◆ DATA LINES:
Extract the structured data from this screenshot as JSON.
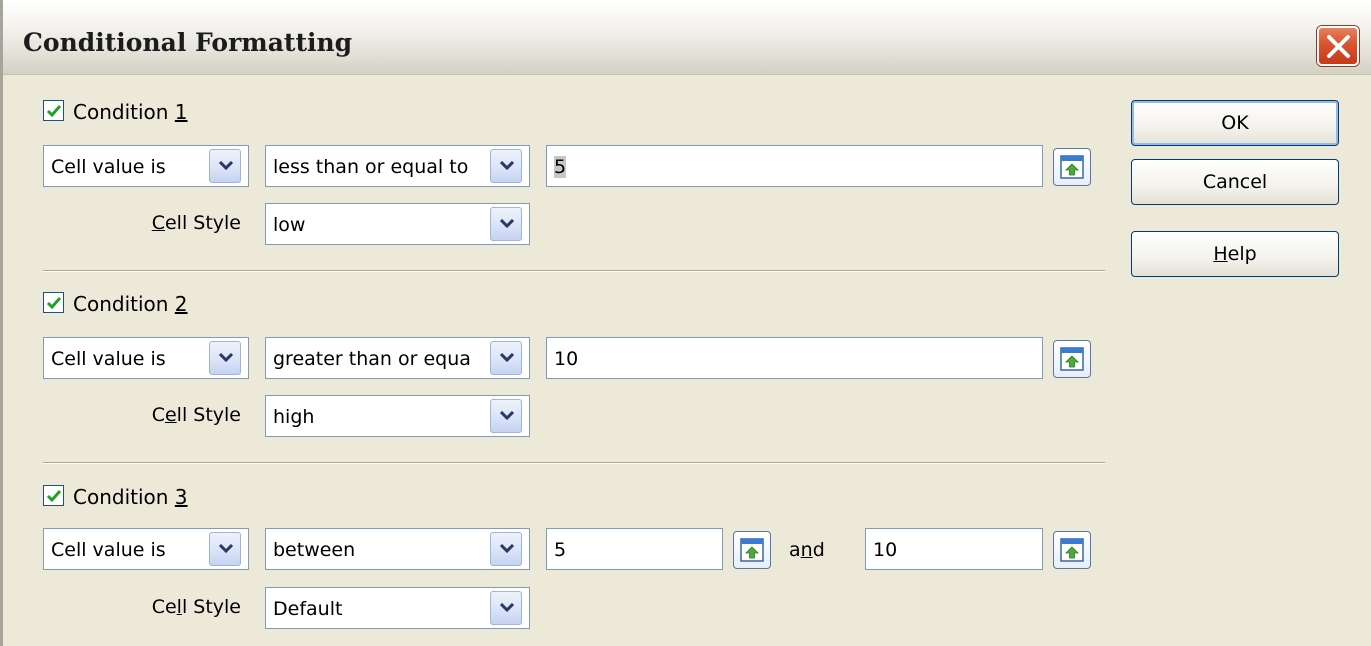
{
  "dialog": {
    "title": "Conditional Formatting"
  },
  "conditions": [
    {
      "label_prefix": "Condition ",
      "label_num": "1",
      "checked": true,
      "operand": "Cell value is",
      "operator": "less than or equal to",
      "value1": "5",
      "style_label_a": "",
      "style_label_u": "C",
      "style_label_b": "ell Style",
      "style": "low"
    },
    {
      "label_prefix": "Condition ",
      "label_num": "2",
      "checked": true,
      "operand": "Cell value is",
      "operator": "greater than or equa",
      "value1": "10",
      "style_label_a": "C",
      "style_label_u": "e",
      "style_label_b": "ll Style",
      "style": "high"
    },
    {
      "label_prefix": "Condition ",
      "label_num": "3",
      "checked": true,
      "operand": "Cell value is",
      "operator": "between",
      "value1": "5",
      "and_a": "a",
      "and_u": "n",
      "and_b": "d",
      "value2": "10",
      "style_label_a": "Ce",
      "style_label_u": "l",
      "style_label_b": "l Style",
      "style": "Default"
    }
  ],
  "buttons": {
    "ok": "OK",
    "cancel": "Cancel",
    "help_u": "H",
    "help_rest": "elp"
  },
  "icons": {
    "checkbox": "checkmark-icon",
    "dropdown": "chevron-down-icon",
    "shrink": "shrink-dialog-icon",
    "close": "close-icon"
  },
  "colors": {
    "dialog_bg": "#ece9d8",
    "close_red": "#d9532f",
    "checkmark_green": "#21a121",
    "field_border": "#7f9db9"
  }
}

* * *

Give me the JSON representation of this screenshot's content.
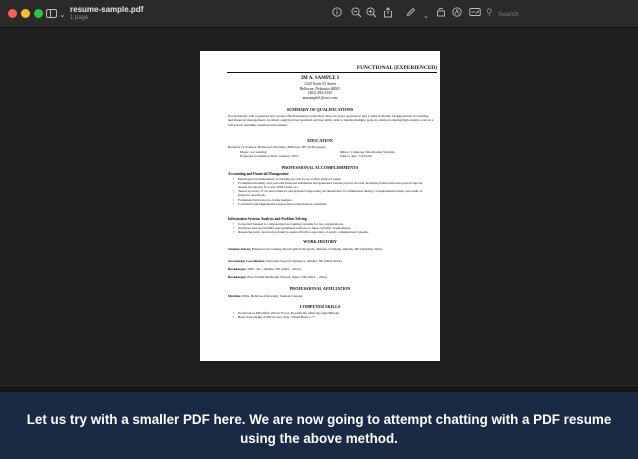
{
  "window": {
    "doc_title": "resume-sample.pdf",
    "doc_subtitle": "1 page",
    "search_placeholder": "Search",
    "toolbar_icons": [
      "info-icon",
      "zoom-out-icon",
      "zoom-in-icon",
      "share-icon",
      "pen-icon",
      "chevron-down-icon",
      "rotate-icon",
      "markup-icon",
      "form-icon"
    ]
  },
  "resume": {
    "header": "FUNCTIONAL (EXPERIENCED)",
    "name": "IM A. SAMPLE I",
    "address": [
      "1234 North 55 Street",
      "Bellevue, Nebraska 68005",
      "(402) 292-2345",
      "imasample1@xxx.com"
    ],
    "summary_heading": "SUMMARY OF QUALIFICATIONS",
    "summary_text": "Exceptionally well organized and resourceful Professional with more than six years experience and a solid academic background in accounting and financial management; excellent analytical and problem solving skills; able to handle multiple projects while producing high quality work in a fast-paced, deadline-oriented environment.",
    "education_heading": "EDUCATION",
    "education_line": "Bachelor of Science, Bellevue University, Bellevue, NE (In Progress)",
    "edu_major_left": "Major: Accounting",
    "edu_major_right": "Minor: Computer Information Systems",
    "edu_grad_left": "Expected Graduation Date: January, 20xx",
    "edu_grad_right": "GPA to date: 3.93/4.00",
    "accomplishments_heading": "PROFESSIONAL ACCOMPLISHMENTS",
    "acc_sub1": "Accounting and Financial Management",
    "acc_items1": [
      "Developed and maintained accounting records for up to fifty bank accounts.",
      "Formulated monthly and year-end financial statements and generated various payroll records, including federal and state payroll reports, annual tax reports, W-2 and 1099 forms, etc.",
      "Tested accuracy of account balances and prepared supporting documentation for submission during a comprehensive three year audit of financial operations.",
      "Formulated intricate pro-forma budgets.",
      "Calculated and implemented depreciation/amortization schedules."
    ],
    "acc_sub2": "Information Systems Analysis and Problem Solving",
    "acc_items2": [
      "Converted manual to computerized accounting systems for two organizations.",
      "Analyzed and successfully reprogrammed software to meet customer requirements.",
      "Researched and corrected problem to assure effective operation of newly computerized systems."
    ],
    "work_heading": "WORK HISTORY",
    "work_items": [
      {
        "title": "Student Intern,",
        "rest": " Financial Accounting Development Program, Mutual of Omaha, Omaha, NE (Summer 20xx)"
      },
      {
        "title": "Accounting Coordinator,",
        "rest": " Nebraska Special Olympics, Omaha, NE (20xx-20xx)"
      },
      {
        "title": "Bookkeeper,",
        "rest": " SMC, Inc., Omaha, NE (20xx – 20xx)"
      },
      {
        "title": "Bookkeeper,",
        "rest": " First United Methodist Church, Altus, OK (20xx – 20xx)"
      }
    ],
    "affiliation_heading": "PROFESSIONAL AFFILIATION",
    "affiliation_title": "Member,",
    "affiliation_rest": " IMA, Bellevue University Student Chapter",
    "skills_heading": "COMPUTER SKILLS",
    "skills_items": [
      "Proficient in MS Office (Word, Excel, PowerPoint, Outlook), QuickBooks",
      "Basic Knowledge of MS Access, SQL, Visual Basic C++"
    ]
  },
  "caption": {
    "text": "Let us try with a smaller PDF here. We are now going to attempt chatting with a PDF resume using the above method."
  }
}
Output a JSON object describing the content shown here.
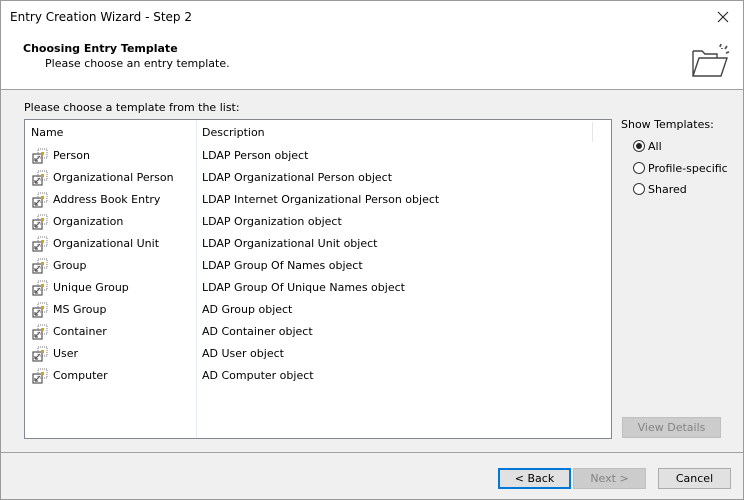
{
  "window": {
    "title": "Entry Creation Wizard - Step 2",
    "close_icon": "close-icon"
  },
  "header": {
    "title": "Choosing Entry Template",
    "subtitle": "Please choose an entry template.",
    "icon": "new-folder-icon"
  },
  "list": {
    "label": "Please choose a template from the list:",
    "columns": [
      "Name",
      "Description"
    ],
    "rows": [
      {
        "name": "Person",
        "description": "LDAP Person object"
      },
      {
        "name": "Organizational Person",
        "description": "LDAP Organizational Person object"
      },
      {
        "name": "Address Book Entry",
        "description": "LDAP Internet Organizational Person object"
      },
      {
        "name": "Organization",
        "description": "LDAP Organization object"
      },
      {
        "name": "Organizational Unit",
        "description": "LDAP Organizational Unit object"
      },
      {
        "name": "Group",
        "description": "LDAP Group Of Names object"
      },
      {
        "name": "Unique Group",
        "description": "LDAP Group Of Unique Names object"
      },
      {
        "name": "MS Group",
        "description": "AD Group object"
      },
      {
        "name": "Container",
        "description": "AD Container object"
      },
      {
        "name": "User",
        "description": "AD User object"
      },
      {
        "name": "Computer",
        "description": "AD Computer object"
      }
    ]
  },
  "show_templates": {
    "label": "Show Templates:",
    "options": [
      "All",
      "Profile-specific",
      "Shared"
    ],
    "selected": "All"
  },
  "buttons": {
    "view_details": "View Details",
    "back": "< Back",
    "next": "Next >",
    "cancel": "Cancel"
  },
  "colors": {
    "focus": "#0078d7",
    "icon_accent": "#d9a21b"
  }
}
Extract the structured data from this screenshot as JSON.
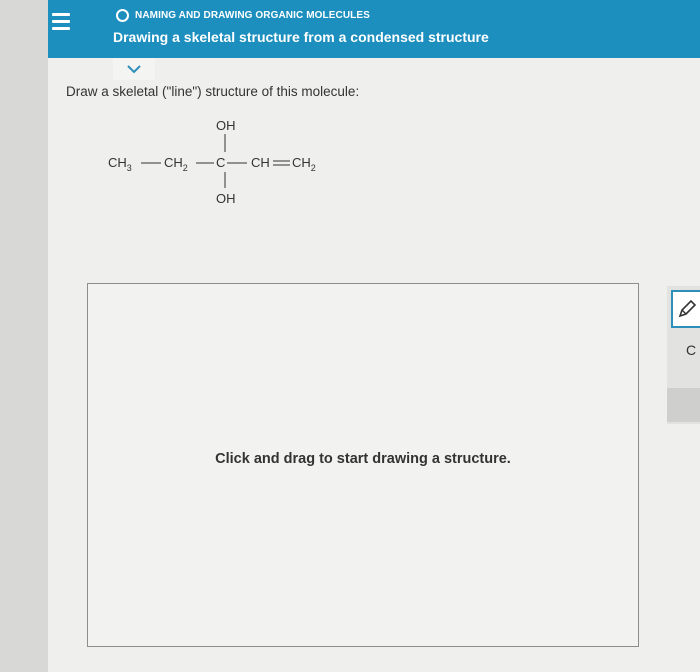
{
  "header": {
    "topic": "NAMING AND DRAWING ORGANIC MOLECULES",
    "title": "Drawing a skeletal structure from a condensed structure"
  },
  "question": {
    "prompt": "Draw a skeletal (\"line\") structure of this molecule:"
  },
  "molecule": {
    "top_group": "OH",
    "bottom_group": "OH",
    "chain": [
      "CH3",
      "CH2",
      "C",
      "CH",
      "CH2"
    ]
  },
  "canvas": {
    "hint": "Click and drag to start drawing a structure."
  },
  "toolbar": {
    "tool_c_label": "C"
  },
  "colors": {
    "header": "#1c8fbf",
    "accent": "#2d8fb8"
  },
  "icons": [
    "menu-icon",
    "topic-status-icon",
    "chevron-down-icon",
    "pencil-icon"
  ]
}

◆ WHAT TO PRODUCE: Which lines of the data include "here"? Copy each of them.

◆ TASK RESULT:
    "text": "Let us try with a smaller PDF here. We are now going to attempt chatting with a PDF resume using the above method."
Output a JSON object describing the content shown here.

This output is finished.